◆ **Directions for this task**: Skip the pictures. Copy all the rest of the records down exactly.

Dataset rows about figures:

# # #

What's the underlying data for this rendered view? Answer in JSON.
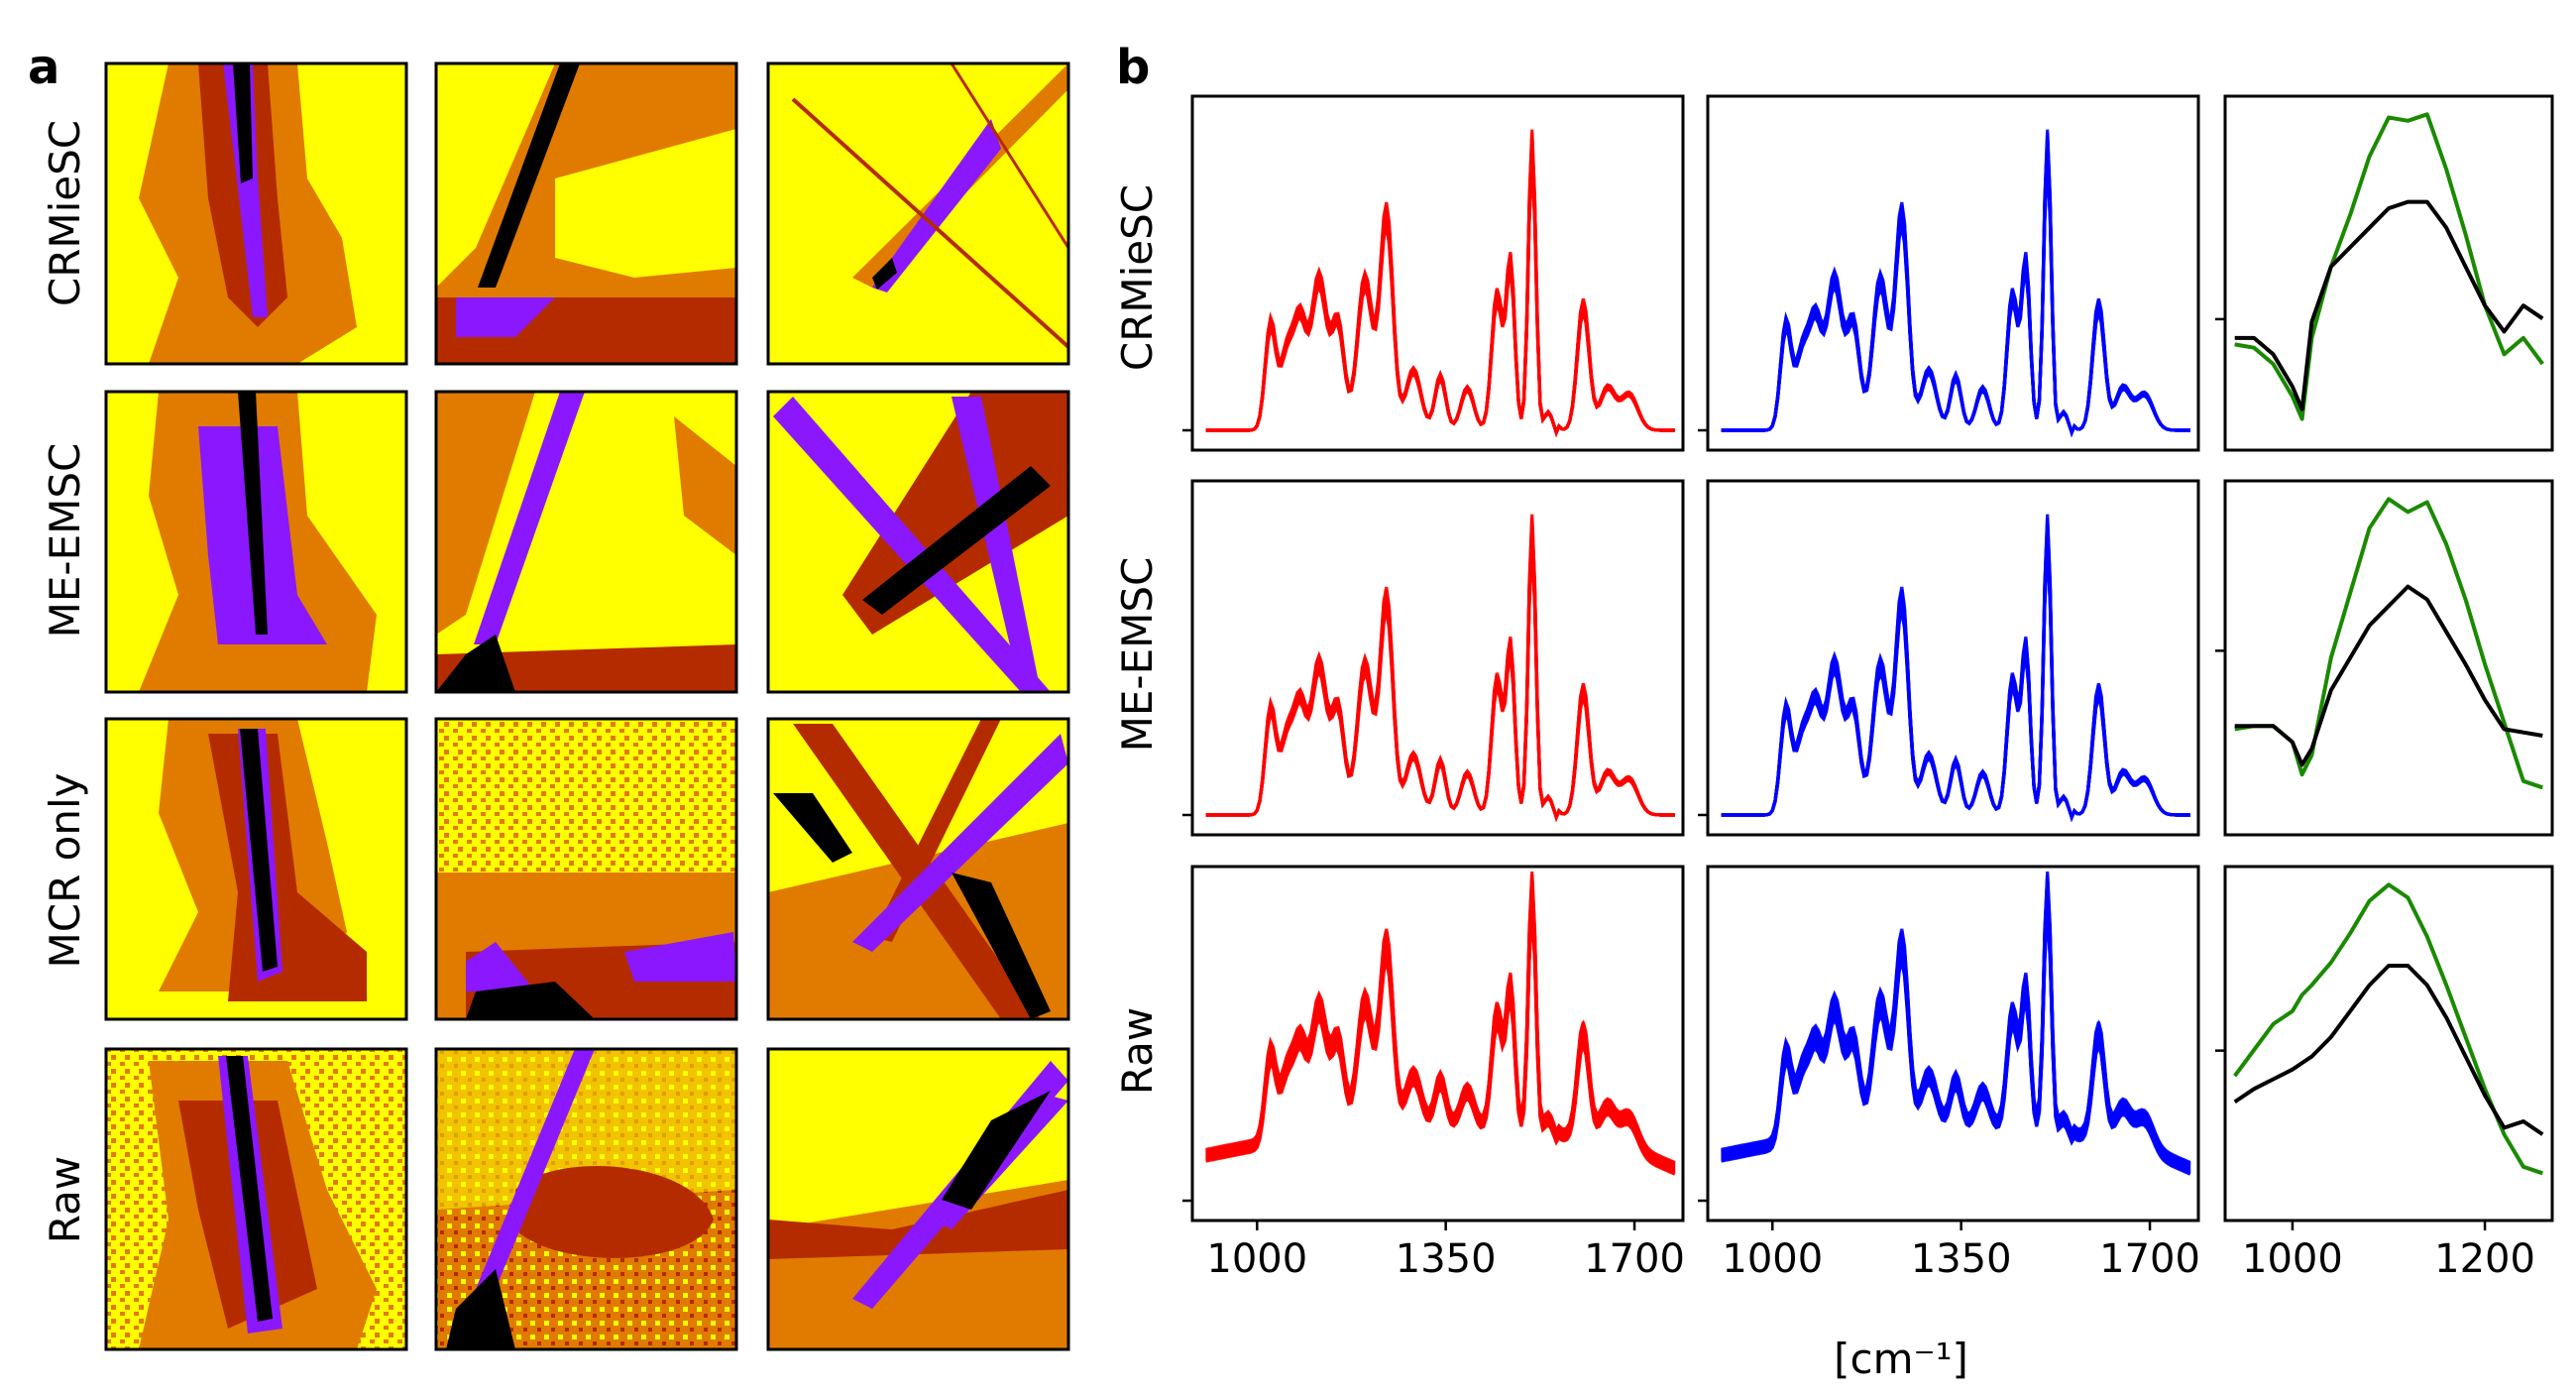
{
  "panel_labels": {
    "a": "a",
    "b": "b"
  },
  "row_labels": [
    "CRMieSC",
    "ME-EMSC",
    "MCR only",
    "Raw"
  ],
  "colors": {
    "yellow": "#ffff00",
    "orange": "#e07b00",
    "darkred": "#b52b00",
    "purple": "#8b17ff",
    "black": "#000000",
    "red": "#ff0000",
    "blue": "#0000ff",
    "green": "#1a8a00",
    "line_black": "#000000"
  },
  "map_images": {
    "description_classes": [
      "yellow",
      "orange",
      "darkred",
      "purple",
      "black"
    ],
    "rows": [
      "CRMieSC",
      "ME-EMSC",
      "MCR only",
      "Raw"
    ],
    "columns": 3
  },
  "chart_data": [
    {
      "type": "line",
      "panel": "b",
      "column": "red",
      "rows": [
        "CRMieSC",
        "ME-EMSC",
        "Raw"
      ],
      "x": [
        900,
        960,
        1000,
        1030,
        1060,
        1090,
        1120,
        1150,
        1180,
        1210,
        1240,
        1270,
        1300,
        1330,
        1360,
        1390,
        1420,
        1440,
        1460,
        1480,
        1500,
        1520,
        1540,
        1560,
        1580,
        1600,
        1620,
        1650,
        1680,
        1710,
        1740,
        1780
      ],
      "xticks": [
        1000,
        1350,
        1700
      ],
      "xlim": [
        880,
        1790
      ],
      "series_color": "red",
      "ylabel": ""
    },
    {
      "type": "line",
      "panel": "b",
      "column": "blue",
      "rows": [
        "CRMieSC",
        "ME-EMSC",
        "Raw"
      ],
      "xticks": [
        1000,
        1350,
        1700
      ],
      "xlim": [
        880,
        1790
      ],
      "xlabel": "[cm⁻¹]",
      "series_color": "blue"
    },
    {
      "type": "line",
      "panel": "b",
      "column": "zoom",
      "rows": [
        "CRMieSC",
        "ME-EMSC",
        "Raw"
      ],
      "x": [
        940,
        960,
        980,
        1000,
        1010,
        1020,
        1040,
        1060,
        1080,
        1100,
        1120,
        1140,
        1160,
        1180,
        1200,
        1220,
        1240,
        1260
      ],
      "xticks": [
        1000,
        1200
      ],
      "xlim": [
        930,
        1270
      ],
      "series": [
        {
          "name": "green",
          "row": "CRMieSC",
          "values": [
            0.28,
            0.27,
            0.22,
            0.12,
            0.05,
            0.3,
            0.52,
            0.68,
            0.86,
            0.98,
            0.97,
            0.99,
            0.82,
            0.62,
            0.4,
            0.25,
            0.3,
            0.22
          ]
        },
        {
          "name": "black",
          "row": "CRMieSC",
          "values": [
            0.3,
            0.3,
            0.25,
            0.15,
            0.08,
            0.35,
            0.52,
            0.58,
            0.64,
            0.7,
            0.72,
            0.72,
            0.64,
            0.52,
            0.4,
            0.32,
            0.4,
            0.36
          ]
        },
        {
          "name": "green",
          "row": "ME-EMSC",
          "values": [
            0.28,
            0.29,
            0.29,
            0.24,
            0.14,
            0.2,
            0.5,
            0.7,
            0.9,
            0.99,
            0.95,
            0.98,
            0.85,
            0.68,
            0.48,
            0.3,
            0.12,
            0.1
          ]
        },
        {
          "name": "black",
          "row": "ME-EMSC",
          "values": [
            0.29,
            0.29,
            0.29,
            0.24,
            0.17,
            0.22,
            0.4,
            0.5,
            0.6,
            0.66,
            0.72,
            0.68,
            0.58,
            0.48,
            0.37,
            0.28,
            0.27,
            0.26
          ]
        },
        {
          "name": "green",
          "row": "Raw",
          "values": [
            0.4,
            0.48,
            0.56,
            0.6,
            0.65,
            0.68,
            0.75,
            0.84,
            0.94,
            0.99,
            0.95,
            0.83,
            0.68,
            0.52,
            0.36,
            0.22,
            0.12,
            0.1
          ]
        },
        {
          "name": "black",
          "row": "Raw",
          "values": [
            0.32,
            0.36,
            0.39,
            0.42,
            0.44,
            0.46,
            0.52,
            0.6,
            0.68,
            0.74,
            0.74,
            0.68,
            0.58,
            0.46,
            0.34,
            0.24,
            0.26,
            0.22
          ]
        }
      ]
    }
  ]
}
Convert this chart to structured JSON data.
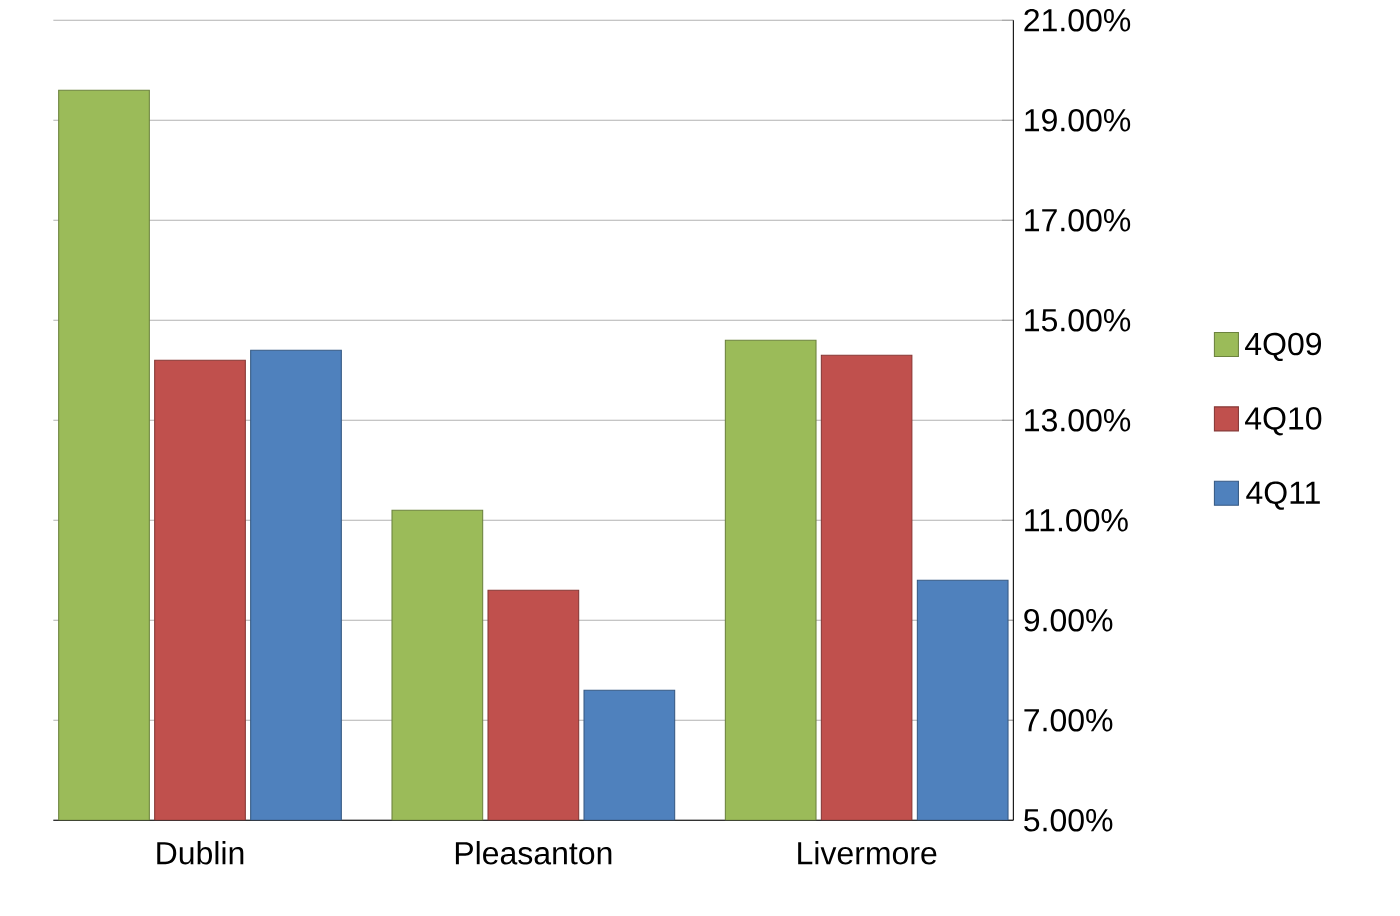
{
  "chart_data": {
    "type": "bar",
    "categories": [
      "Dublin",
      "Pleasanton",
      "Livermore"
    ],
    "series": [
      {
        "name": "4Q09",
        "color": "#9bbb59",
        "values": [
          19.6,
          11.2,
          14.6
        ]
      },
      {
        "name": "4Q10",
        "color": "#c0504d",
        "values": [
          14.2,
          9.6,
          14.3
        ]
      },
      {
        "name": "4Q11",
        "color": "#4f81bd",
        "values": [
          14.4,
          7.6,
          9.8
        ]
      }
    ],
    "ylim": [
      5,
      21
    ],
    "yticks": [
      {
        "value": 5,
        "label": "5.00%"
      },
      {
        "value": 7,
        "label": "7.00%"
      },
      {
        "value": 9,
        "label": "9.00%"
      },
      {
        "value": 11,
        "label": "11.00%"
      },
      {
        "value": 13,
        "label": "13.00%"
      },
      {
        "value": 15,
        "label": "15.00%"
      },
      {
        "value": 17,
        "label": "17.00%"
      },
      {
        "value": 19,
        "label": "19.00%"
      },
      {
        "value": 21,
        "label": "21.00%"
      }
    ],
    "grid": "y",
    "legend": "right"
  }
}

# # #

◆ **Final result**:
What's the underlying data for this rendered view? Answer in JSON.
{
  "panel_labels": {
    "a": "a",
    "b": "b"
  },
  "row_labels": [
    "CRMieSC",
    "ME-EMSC",
    "MCR only",
    "Raw"
  ],
  "colors": {
    "yellow": "#ffff00",
    "orange": "#e07b00",
    "darkred": "#b52b00",
    "purple": "#8b17ff",
    "black": "#000000",
    "red": "#ff0000",
    "blue": "#0000ff",
    "green": "#1a8a00",
    "line_black": "#000000"
  },
  "map_images": {
    "description_classes": [
      "yellow",
      "orange",
      "darkred",
      "purple",
      "black"
    ],
    "rows": [
      "CRMieSC",
      "ME-EMSC",
      "MCR only",
      "Raw"
    ],
    "columns": 3
  },
  "chart_data": [
    {
      "type": "line",
      "panel": "b",
      "column": "red",
      "rows": [
        "CRMieSC",
        "ME-EMSC",
        "Raw"
      ],
      "x": [
        900,
        960,
        1000,
        1030,
        1060,
        1090,
        1120,
        1150,
        1180,
        1210,
        1240,
        1270,
        1300,
        1330,
        1360,
        1390,
        1420,
        1440,
        1460,
        1480,
        1500,
        1520,
        1540,
        1560,
        1580,
        1600,
        1620,
        1650,
        1680,
        1710,
        1740,
        1780
      ],
      "xticks": [
        1000,
        1350,
        1700
      ],
      "xlim": [
        880,
        1790
      ],
      "series_color": "red",
      "ylabel": ""
    },
    {
      "type": "line",
      "panel": "b",
      "column": "blue",
      "rows": [
        "CRMieSC",
        "ME-EMSC",
        "Raw"
      ],
      "xticks": [
        1000,
        1350,
        1700
      ],
      "xlim": [
        880,
        1790
      ],
      "xlabel": "[cm⁻¹]",
      "series_color": "blue"
    },
    {
      "type": "line",
      "panel": "b",
      "column": "zoom",
      "rows": [
        "CRMieSC",
        "ME-EMSC",
        "Raw"
      ],
      "x": [
        940,
        960,
        980,
        1000,
        1010,
        1020,
        1040,
        1060,
        1080,
        1100,
        1120,
        1140,
        1160,
        1180,
        1200,
        1220,
        1240,
        1260
      ],
      "xticks": [
        1000,
        1200
      ],
      "xlim": [
        930,
        1270
      ],
      "series": [
        {
          "name": "green",
          "row": "CRMieSC",
          "values": [
            0.28,
            0.27,
            0.22,
            0.12,
            0.05,
            0.3,
            0.52,
            0.68,
            0.86,
            0.98,
            0.97,
            0.99,
            0.82,
            0.62,
            0.4,
            0.25,
            0.3,
            0.22
          ]
        },
        {
          "name": "black",
          "row": "CRMieSC",
          "values": [
            0.3,
            0.3,
            0.25,
            0.15,
            0.08,
            0.35,
            0.52,
            0.58,
            0.64,
            0.7,
            0.72,
            0.72,
            0.64,
            0.52,
            0.4,
            0.32,
            0.4,
            0.36
          ]
        },
        {
          "name": "green",
          "row": "ME-EMSC",
          "values": [
            0.28,
            0.29,
            0.29,
            0.24,
            0.14,
            0.2,
            0.5,
            0.7,
            0.9,
            0.99,
            0.95,
            0.98,
            0.85,
            0.68,
            0.48,
            0.3,
            0.12,
            0.1
          ]
        },
        {
          "name": "black",
          "row": "ME-EMSC",
          "values": [
            0.29,
            0.29,
            0.29,
            0.24,
            0.17,
            0.22,
            0.4,
            0.5,
            0.6,
            0.66,
            0.72,
            0.68,
            0.58,
            0.48,
            0.37,
            0.28,
            0.27,
            0.26
          ]
        },
        {
          "name": "green",
          "row": "Raw",
          "values": [
            0.4,
            0.48,
            0.56,
            0.6,
            0.65,
            0.68,
            0.75,
            0.84,
            0.94,
            0.99,
            0.95,
            0.83,
            0.68,
            0.52,
            0.36,
            0.22,
            0.12,
            0.1
          ]
        },
        {
          "name": "black",
          "row": "Raw",
          "values": [
            0.32,
            0.36,
            0.39,
            0.42,
            0.44,
            0.46,
            0.52,
            0.6,
            0.68,
            0.74,
            0.74,
            0.68,
            0.58,
            0.46,
            0.34,
            0.24,
            0.26,
            0.22
          ]
        }
      ]
    }
  ]
}
Convert this chart to structured JSON data.
{
  "chart_data": {
    "type": "bar",
    "categories": [
      "Dublin",
      "Pleasanton",
      "Livermore"
    ],
    "series": [
      {
        "name": "4Q09",
        "color": "#9bbb59",
        "values": [
          19.6,
          11.2,
          14.6
        ]
      },
      {
        "name": "4Q10",
        "color": "#c0504d",
        "values": [
          14.2,
          9.6,
          14.3
        ]
      },
      {
        "name": "4Q11",
        "color": "#4f81bd",
        "values": [
          14.4,
          7.6,
          9.8
        ]
      }
    ],
    "ylim": [
      5,
      21
    ],
    "yticks": [
      {
        "value": 5,
        "label": "5.00%"
      },
      {
        "value": 7,
        "label": "7.00%"
      },
      {
        "value": 9,
        "label": "9.00%"
      },
      {
        "value": 11,
        "label": "11.00%"
      },
      {
        "value": 13,
        "label": "13.00%"
      },
      {
        "value": 15,
        "label": "15.00%"
      },
      {
        "value": 17,
        "label": "17.00%"
      },
      {
        "value": 19,
        "label": "19.00%"
      },
      {
        "value": 21,
        "label": "21.00%"
      }
    ],
    "grid": "y",
    "legend": "right"
  }
}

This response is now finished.